(Selected text):
A man and his daughter ride a bicycle past a branch of the Industrial and Commercial Bank of China Ltd (ICBC) in Beijing June 26, 2013. REUTERS/Jason Lee

SHANGHAI (Reuters) - China's top lender will help bail out investors in a troubled high-yield investment scheme, local media said on Friday, in a move that risks reinforcing the view among Chinese savers they are effectively insured against poor investment decisions.

Industrial and Commercial Bank of China <601398.SS> (1398.HK), which sold the "Credit Equals Gold #1" investment scheme on behalf of a shadow-banking outfit, has qualified its earlier position that it would not bear the "main responsibility" for repaying investors.

An official at ICBC's Shanghai branch was quoted as saying that ICBC would take some responsibility.

"ICBC won't ignore the issue of its reputation," the official Shanghai Securities News quoted her as saying.

The official said that most of the roughly 700 investors in the product, created by China Credit Trust Co Ltd, have sought reassurances from ICBC following the news after learning that the product may not pay out as planned on January 31.

"The ICBC has not shirked its responsibility and pushed these investors to go chase China Credit Trust Co Ltd for payment. On this point, ICBC will bear responsibility," the official was quoted by the newspaper as saying.

(Data entries):

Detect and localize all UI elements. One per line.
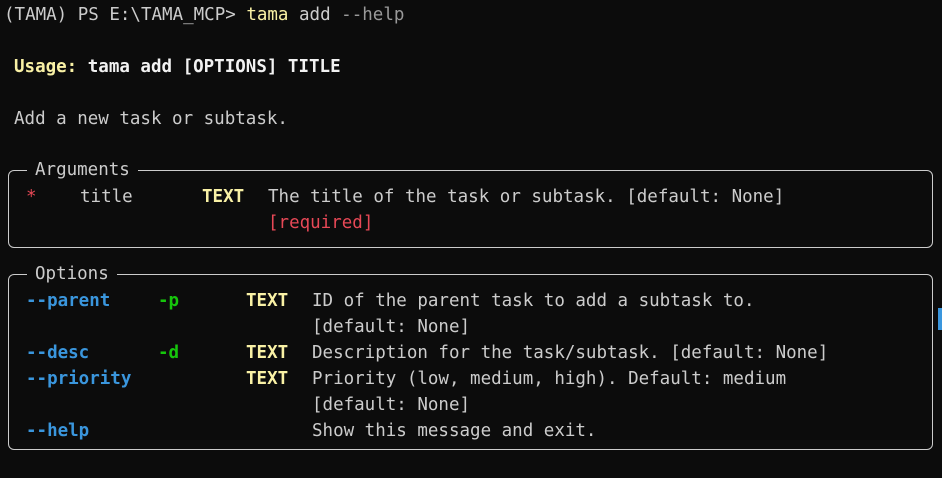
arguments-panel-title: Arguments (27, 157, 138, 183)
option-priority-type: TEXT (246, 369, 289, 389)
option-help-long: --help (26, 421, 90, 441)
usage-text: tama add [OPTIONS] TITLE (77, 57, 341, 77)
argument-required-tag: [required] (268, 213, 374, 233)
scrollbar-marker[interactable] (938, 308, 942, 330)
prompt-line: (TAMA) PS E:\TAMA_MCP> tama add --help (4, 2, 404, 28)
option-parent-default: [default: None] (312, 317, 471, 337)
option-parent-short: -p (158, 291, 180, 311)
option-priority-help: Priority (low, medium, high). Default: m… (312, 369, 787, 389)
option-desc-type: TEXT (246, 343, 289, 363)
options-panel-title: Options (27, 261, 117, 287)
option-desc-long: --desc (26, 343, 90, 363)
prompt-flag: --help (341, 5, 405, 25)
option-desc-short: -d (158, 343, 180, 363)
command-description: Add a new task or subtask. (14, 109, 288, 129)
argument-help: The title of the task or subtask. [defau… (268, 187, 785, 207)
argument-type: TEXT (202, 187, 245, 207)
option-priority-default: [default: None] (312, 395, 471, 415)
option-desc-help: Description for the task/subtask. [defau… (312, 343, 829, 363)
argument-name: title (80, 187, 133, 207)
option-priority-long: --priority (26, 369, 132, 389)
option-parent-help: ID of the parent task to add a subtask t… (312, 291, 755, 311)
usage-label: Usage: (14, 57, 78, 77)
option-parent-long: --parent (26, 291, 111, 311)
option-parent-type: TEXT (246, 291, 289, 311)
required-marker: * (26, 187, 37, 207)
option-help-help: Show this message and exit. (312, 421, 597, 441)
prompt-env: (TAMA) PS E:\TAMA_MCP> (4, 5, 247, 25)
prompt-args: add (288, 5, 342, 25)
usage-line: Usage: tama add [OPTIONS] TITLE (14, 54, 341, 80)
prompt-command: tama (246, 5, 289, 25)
* * *
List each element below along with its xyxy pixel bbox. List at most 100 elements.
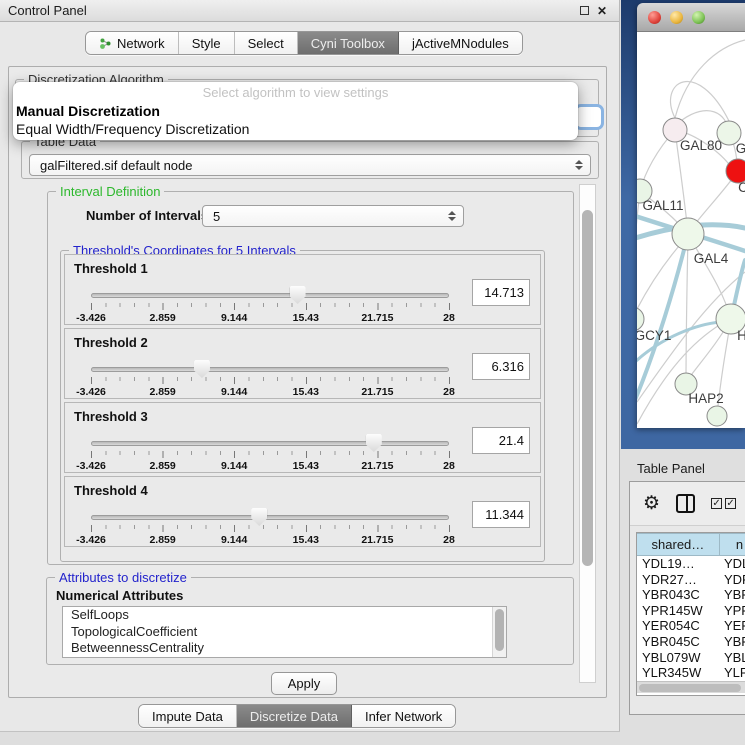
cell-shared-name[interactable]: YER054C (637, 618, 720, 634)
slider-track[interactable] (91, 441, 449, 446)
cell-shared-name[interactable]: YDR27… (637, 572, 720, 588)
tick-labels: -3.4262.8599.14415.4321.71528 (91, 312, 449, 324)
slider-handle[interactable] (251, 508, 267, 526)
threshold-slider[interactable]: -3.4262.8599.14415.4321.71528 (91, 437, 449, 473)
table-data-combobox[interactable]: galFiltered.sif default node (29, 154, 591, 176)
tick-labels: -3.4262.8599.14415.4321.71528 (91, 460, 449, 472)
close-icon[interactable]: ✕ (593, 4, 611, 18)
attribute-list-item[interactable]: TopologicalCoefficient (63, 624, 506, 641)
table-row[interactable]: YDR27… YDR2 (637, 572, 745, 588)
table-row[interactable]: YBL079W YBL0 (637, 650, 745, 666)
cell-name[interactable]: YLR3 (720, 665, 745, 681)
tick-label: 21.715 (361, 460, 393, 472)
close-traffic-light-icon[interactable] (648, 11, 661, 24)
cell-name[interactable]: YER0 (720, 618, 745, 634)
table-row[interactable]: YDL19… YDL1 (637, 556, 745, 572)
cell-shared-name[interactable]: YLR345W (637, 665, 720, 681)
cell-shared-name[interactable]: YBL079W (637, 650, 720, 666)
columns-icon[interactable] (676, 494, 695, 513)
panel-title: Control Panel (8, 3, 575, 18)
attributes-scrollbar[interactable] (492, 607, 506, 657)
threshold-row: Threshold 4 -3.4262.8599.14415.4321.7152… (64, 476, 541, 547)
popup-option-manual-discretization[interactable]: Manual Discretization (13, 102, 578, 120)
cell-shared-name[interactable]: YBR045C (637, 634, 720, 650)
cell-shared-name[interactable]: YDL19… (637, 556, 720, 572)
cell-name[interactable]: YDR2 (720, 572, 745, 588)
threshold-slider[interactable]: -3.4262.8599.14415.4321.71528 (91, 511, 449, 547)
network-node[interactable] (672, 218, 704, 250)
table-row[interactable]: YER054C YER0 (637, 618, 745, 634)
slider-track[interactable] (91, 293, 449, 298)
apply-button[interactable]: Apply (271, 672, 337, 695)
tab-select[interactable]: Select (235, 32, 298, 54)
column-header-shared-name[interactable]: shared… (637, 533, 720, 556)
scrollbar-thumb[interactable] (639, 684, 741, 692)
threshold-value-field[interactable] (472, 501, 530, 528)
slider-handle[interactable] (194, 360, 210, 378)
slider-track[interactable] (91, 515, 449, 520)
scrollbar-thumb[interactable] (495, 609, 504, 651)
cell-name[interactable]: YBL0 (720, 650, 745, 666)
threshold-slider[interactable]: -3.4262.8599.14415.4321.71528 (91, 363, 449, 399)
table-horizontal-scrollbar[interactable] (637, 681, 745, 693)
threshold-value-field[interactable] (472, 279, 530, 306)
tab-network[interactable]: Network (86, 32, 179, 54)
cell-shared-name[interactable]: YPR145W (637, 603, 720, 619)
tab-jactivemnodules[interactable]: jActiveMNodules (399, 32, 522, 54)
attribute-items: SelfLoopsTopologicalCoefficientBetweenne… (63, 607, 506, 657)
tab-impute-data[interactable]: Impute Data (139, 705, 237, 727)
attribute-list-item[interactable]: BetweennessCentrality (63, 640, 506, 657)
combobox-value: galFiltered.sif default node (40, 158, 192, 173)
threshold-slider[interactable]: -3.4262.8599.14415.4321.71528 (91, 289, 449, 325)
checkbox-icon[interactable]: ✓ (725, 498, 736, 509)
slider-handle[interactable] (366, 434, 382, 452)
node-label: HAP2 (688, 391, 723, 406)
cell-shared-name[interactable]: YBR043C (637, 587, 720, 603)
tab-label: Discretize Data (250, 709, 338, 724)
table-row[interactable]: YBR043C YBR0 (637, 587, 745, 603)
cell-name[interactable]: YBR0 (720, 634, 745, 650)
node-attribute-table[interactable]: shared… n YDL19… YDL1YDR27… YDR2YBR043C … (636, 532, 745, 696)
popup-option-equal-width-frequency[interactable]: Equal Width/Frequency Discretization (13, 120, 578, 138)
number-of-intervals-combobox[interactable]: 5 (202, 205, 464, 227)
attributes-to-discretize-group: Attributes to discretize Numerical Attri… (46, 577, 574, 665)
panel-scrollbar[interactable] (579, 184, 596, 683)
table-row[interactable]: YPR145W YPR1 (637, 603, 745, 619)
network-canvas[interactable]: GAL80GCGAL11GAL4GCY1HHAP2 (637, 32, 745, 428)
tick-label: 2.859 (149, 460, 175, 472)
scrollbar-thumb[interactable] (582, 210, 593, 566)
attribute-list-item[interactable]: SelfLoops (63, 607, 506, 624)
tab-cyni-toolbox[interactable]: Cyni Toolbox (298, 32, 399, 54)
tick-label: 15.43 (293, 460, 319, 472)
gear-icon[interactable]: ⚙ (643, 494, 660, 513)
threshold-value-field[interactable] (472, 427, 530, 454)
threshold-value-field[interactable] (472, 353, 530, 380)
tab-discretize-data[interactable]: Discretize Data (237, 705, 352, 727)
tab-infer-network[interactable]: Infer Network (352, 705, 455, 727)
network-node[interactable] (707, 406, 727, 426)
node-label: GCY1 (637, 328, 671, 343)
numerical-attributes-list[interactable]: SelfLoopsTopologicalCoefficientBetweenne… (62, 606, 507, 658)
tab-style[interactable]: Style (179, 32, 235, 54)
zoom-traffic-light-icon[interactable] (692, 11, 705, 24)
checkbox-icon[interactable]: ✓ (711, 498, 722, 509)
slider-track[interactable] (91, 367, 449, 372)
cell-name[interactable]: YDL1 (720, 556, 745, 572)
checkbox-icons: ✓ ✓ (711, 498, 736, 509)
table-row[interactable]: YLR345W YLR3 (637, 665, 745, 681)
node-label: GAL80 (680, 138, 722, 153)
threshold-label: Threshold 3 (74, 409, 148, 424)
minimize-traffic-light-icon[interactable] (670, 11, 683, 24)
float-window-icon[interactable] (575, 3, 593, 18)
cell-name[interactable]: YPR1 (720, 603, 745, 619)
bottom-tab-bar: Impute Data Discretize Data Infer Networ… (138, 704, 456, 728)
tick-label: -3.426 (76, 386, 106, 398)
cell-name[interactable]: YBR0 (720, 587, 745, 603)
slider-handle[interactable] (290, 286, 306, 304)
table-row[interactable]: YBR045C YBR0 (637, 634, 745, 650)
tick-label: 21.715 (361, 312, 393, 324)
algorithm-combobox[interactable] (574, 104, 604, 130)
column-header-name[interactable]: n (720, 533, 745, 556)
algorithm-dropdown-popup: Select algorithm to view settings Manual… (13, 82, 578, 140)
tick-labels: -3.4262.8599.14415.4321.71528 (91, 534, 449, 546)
---
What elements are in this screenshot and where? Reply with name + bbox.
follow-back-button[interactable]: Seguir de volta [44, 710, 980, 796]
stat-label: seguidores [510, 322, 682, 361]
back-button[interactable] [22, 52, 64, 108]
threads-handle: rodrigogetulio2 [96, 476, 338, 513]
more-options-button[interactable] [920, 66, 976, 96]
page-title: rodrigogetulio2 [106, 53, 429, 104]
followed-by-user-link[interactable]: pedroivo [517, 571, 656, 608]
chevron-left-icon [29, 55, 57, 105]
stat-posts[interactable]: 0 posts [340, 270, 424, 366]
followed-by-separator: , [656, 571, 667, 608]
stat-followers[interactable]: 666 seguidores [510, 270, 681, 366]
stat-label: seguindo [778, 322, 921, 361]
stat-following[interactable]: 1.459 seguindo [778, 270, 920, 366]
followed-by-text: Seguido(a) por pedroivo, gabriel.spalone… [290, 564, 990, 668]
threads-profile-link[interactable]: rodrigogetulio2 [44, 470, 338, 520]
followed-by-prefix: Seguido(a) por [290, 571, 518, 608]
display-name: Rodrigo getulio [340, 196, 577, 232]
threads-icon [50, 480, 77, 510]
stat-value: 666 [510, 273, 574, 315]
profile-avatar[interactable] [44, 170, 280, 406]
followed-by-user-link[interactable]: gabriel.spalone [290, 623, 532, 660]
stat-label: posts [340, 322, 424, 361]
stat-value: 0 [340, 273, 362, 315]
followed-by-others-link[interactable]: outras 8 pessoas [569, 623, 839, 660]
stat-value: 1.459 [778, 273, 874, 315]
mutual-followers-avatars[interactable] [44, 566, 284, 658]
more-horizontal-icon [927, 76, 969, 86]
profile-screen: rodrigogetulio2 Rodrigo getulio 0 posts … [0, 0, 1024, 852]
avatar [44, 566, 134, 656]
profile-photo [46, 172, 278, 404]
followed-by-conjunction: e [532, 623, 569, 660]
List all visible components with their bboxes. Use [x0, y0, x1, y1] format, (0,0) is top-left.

(What to do):
**A)** According to the article about ICBC and the troubled investment scheme, on what date might the product fail to pay out as planned?
**B)** Pick up the article about ICBC and the troubled investment scheme after its final sentence and extend it.

(The results):
**A)** January 31

**B)**
The bank will inform investors of its specific decision regarding the product before January 28, the paper reported on Friday.

ICBC did not answer calls from Reuters seeking comment on Friday morning.

The trust product used funds raised from wealthy investors in 2010 to make a loan to a struggling unlisted coal company Shanxi Zhenfu Energy Group Ltd. But Zhenfu collapsed after its vice chairman was arrested in 2012 for accepting deposits without a banking license.

In addition to ICBC, previous news reports said that Shanxi province, in central China, and China Credit Trust may share responsibility for bailing out investors in the closely-watched case viewed as a potential landmark precedent for defaults in China's shadow-bank sector.

ICBC's Hong Kong-listed shares were down 0.8 percent in late morning compared with a 0.3 percent drop for an index tracking the leading Chinese listings in Hong Kong (.HSCE).